_What to work on:_
Please recast every line of the items below as a Markdown table with two columns, Row and Line, numbering the rows in order and omitting any blank lines.

_Material:_
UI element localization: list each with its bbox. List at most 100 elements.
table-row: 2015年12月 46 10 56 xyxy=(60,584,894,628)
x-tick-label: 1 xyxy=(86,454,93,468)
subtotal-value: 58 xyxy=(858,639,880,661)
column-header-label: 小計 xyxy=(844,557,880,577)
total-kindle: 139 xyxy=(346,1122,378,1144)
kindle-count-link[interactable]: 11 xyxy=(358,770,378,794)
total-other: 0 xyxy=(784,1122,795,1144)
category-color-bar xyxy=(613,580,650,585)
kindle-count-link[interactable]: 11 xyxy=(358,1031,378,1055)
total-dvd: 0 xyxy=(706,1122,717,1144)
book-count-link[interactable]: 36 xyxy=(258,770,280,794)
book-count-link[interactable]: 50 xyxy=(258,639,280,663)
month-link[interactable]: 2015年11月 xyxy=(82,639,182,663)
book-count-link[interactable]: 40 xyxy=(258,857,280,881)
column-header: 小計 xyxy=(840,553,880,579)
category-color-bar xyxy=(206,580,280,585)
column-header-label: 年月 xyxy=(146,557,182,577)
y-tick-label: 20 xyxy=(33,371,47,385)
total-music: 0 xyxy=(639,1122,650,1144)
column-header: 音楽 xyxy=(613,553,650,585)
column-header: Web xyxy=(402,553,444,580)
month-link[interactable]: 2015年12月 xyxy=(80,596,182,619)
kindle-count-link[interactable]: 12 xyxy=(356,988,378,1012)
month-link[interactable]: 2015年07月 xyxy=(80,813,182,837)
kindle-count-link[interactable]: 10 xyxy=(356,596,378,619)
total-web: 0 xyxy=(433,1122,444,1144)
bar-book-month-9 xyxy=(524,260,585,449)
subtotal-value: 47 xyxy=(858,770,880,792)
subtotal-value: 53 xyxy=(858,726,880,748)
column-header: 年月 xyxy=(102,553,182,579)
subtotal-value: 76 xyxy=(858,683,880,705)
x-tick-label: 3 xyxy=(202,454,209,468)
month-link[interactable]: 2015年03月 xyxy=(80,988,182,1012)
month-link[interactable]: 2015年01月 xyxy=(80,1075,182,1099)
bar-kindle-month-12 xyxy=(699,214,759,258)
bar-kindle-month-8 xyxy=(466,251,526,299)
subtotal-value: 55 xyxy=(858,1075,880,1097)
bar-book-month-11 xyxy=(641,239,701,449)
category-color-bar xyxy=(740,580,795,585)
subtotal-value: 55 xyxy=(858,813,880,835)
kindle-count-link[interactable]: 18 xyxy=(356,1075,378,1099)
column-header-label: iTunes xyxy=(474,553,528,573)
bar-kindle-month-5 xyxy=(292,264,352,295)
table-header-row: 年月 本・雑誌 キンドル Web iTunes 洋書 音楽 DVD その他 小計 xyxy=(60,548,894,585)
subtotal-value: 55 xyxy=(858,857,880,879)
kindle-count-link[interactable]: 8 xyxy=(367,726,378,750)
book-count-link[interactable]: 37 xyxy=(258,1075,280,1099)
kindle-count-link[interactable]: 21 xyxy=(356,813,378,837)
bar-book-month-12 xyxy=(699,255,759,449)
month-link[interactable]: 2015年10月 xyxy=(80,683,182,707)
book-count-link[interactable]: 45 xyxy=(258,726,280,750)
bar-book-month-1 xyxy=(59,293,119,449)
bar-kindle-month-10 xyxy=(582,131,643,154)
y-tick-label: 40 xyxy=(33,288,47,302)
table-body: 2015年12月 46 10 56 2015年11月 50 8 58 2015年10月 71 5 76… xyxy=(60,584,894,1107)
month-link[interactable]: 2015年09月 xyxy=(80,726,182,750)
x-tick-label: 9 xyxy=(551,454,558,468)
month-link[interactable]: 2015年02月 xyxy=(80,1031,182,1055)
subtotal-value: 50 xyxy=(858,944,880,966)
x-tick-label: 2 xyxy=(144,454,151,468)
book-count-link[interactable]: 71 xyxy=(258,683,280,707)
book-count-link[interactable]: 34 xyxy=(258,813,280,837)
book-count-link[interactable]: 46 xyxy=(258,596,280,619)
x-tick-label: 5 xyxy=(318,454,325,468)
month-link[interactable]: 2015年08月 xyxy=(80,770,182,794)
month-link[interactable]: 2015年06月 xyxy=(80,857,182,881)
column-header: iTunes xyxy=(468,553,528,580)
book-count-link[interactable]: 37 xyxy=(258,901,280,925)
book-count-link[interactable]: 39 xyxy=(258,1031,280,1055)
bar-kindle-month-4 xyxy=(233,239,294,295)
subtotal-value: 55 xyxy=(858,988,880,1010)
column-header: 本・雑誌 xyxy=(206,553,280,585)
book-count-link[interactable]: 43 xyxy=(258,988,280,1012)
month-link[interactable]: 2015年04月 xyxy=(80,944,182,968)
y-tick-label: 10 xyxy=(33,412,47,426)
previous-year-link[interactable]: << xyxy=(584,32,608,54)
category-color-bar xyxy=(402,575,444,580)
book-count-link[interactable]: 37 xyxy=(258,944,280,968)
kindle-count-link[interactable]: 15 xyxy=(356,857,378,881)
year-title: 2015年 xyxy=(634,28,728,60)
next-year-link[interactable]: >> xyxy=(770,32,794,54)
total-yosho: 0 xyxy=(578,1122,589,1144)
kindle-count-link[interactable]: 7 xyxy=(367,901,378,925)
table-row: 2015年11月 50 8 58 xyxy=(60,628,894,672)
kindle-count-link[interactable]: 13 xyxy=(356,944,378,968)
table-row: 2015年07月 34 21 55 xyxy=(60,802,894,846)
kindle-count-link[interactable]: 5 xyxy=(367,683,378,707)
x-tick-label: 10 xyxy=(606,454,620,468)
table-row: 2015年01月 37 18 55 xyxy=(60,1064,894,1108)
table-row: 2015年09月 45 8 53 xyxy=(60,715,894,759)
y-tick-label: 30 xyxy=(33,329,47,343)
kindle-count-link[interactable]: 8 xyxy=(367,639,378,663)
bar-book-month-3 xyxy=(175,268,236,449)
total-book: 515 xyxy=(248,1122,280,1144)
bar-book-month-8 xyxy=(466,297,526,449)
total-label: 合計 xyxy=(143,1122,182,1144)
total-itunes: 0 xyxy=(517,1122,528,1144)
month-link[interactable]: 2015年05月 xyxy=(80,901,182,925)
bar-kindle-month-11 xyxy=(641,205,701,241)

_Output:_
| Row | Line |
|---|---|
| 1 | UI element localization: list each with its bbox. List at most 100 elements. |
| 2 | table-row: 2015年12月 46 10 56 xyxy=(60,584,894,628) |
| 3 | x-tick-label: 1 xyxy=(86,454,93,468) |
| 4 | subtotal-value: 58 xyxy=(858,639,880,661) |
| 5 | column-header-label: 小計 xyxy=(844,557,880,577) |
| 6 | total-kindle: 139 xyxy=(346,1122,378,1144) |
| 7 | kindle-count-link[interactable]: 11 xyxy=(358,770,378,794) |
| 8 | total-other: 0 xyxy=(784,1122,795,1144) |
| 9 | category-color-bar xyxy=(613,580,650,585) |
| 10 | kindle-count-link[interactable]: 11 xyxy=(358,1031,378,1055) |
| 11 | total-dvd: 0 xyxy=(706,1122,717,1144) |
| 12 | book-count-link[interactable]: 36 xyxy=(258,770,280,794) |
| 13 | book-count-link[interactable]: 50 xyxy=(258,639,280,663) |
| 14 | month-link[interactable]: 2015年11月 xyxy=(82,639,182,663) |
| 15 | book-count-link[interactable]: 40 xyxy=(258,857,280,881) |
| 16 | column-header: 小計 xyxy=(840,553,880,579) |
| 17 | category-color-bar xyxy=(206,580,280,585) |
| 18 | column-header-label: 年月 xyxy=(146,557,182,577) |
| 19 | y-tick-label: 20 xyxy=(33,371,47,385) |
| 20 | total-music: 0 xyxy=(639,1122,650,1144) |
| 21 | column-header: 音楽 xyxy=(613,553,650,585) |
| 22 | column-header: Web xyxy=(402,553,444,580) |
| 23 | month-link[interactable]: 2015年12月 xyxy=(80,596,182,619) |
| 24 | kindle-count-link[interactable]: 12 xyxy=(356,988,378,1012) |
| 25 | month-link[interactable]: 2015年07月 xyxy=(80,813,182,837) |
| 26 | kindle-count-link[interactable]: 10 xyxy=(356,596,378,619) |
| 27 | total-web: 0 xyxy=(433,1122,444,1144) |
| 28 | bar-book-month-9 xyxy=(524,260,585,449) |
| 29 | subtotal-value: 47 xyxy=(858,770,880,792) |
| 30 | subtotal-value: 53 xyxy=(858,726,880,748) |
| 31 | column-header: 年月 xyxy=(102,553,182,579) |
| 32 | subtotal-value: 76 xyxy=(858,683,880,705) |
| 33 | x-tick-label: 3 xyxy=(202,454,209,468) |
| 34 | month-link[interactable]: 2015年03月 xyxy=(80,988,182,1012) |
| 35 | month-link[interactable]: 2015年01月 xyxy=(80,1075,182,1099) |
| 36 | bar-kindle-month-12 xyxy=(699,214,759,258) |
| 37 | bar-kindle-month-8 xyxy=(466,251,526,299) |
| 38 | subtotal-value: 55 xyxy=(858,1075,880,1097) |
| 39 | bar-book-month-11 xyxy=(641,239,701,449) |
| 40 | category-color-bar xyxy=(740,580,795,585) |
| 41 | subtotal-value: 55 xyxy=(858,813,880,835) |
| 42 | kindle-count-link[interactable]: 18 xyxy=(356,1075,378,1099) |
| 43 | column-header-label: iTunes xyxy=(474,553,528,573) |
| 44 | bar-kindle-month-5 xyxy=(292,264,352,295) |
| 45 | table-header-row: 年月 本・雑誌 キンドル Web iTunes 洋書 音楽 DVD その他 小計 xyxy=(60,548,894,585) |
| 46 | subtotal-value: 55 xyxy=(858,857,880,879) |
| 47 | kindle-count-link[interactable]: 8 xyxy=(367,726,378,750) |
| 48 | book-count-link[interactable]: 37 xyxy=(258,1075,280,1099) |
| 49 | kindle-count-link[interactable]: 21 xyxy=(356,813,378,837) |
| 50 | bar-book-month-12 xyxy=(699,255,759,449) |
| 51 | month-link[interactable]: 2015年10月 xyxy=(80,683,182,707) |
| 52 | book-count-link[interactable]: 45 xyxy=(258,726,280,750) |
| 53 | bar-book-month-1 xyxy=(59,293,119,449) |
| 54 | bar-kindle-month-10 xyxy=(582,131,643,154) |
| 55 | y-tick-label: 40 xyxy=(33,288,47,302) |
| 56 | table-body: 2015年12月 46 10 56 2015年11月 50 8 58 2015年10月 71 5 76… xyxy=(60,584,894,1107) |
| 57 | month-link[interactable]: 2015年09月 xyxy=(80,726,182,750) |
| 58 | x-tick-label: 9 xyxy=(551,454,558,468) |
| 59 | month-link[interactable]: 2015年02月 xyxy=(80,1031,182,1055) |
| 60 | subtotal-value: 50 xyxy=(858,944,880,966) |
| 61 | x-tick-label: 2 xyxy=(144,454,151,468) |
| 62 | book-count-link[interactable]: 71 xyxy=(258,683,280,707) |
| 63 | book-count-link[interactable]: 34 xyxy=(258,813,280,837) |
| 64 | book-count-link[interactable]: 46 xyxy=(258,596,280,619) |
| 65 | x-tick-label: 5 xyxy=(318,454,325,468) |
| 66 | month-link[interactable]: 2015年08月 xyxy=(80,770,182,794) |
| 67 | month-link[interactable]: 2015年06月 xyxy=(80,857,182,881) |
| 68 | column-header: iTunes xyxy=(468,553,528,580) |
| 69 | book-count-link[interactable]: 37 xyxy=(258,901,280,925) |
| 70 | book-count-link[interactable]: 39 xyxy=(258,1031,280,1055) |
| 71 | bar-kindle-month-4 xyxy=(233,239,294,295) |
| 72 | subtotal-value: 55 xyxy=(858,988,880,1010) |
| 73 | column-header: 本・雑誌 xyxy=(206,553,280,585) |
| 74 | book-count-link[interactable]: 43 xyxy=(258,988,280,1012) |
| 75 | month-link[interactable]: 2015年04月 xyxy=(80,944,182,968) |
| 76 | y-tick-label: 10 xyxy=(33,412,47,426) |
| 77 | previous-year-link[interactable]: << xyxy=(584,32,608,54) |
| 78 | category-color-bar xyxy=(402,575,444,580) |
| 79 | book-count-link[interactable]: 37 xyxy=(258,944,280,968) |
| 80 | kindle-count-link[interactable]: 15 xyxy=(356,857,378,881) |
| 81 | year-title: 2015年 xyxy=(634,28,728,60) |
| 82 | next-year-link[interactable]: >> xyxy=(770,32,794,54) |
| 83 | total-yosho: 0 xyxy=(578,1122,589,1144) |
| 84 | kindle-count-link[interactable]: 7 xyxy=(367,901,378,925) |
| 85 | table-row: 2015年11月 50 8 58 xyxy=(60,628,894,672) |
| 86 | kindle-count-link[interactable]: 13 xyxy=(356,944,378,968) |
| 87 | table-row: 2015年07月 34 21 55 xyxy=(60,802,894,846) |
| 88 | kindle-count-link[interactable]: 5 xyxy=(367,683,378,707) |
| 89 | x-tick-label: 10 xyxy=(606,454,620,468) |
| 90 | table-row: 2015年01月 37 18 55 xyxy=(60,1064,894,1108) |
| 91 | table-row: 2015年09月 45 8 53 xyxy=(60,715,894,759) |
| 92 | y-tick-label: 30 xyxy=(33,329,47,343) |
| 93 | kindle-count-link[interactable]: 8 xyxy=(367,639,378,663) |
| 94 | bar-book-month-3 xyxy=(175,268,236,449) |
| 95 | total-book: 515 xyxy=(248,1122,280,1144) |
| 96 | bar-book-month-8 xyxy=(466,297,526,449) |
| 97 | total-label: 合計 xyxy=(143,1122,182,1144) |
| 98 | total-itunes: 0 xyxy=(517,1122,528,1144) |
| 99 | month-link[interactable]: 2015年05月 xyxy=(80,901,182,925) |
| 100 | bar-kindle-month-11 xyxy=(641,205,701,241) |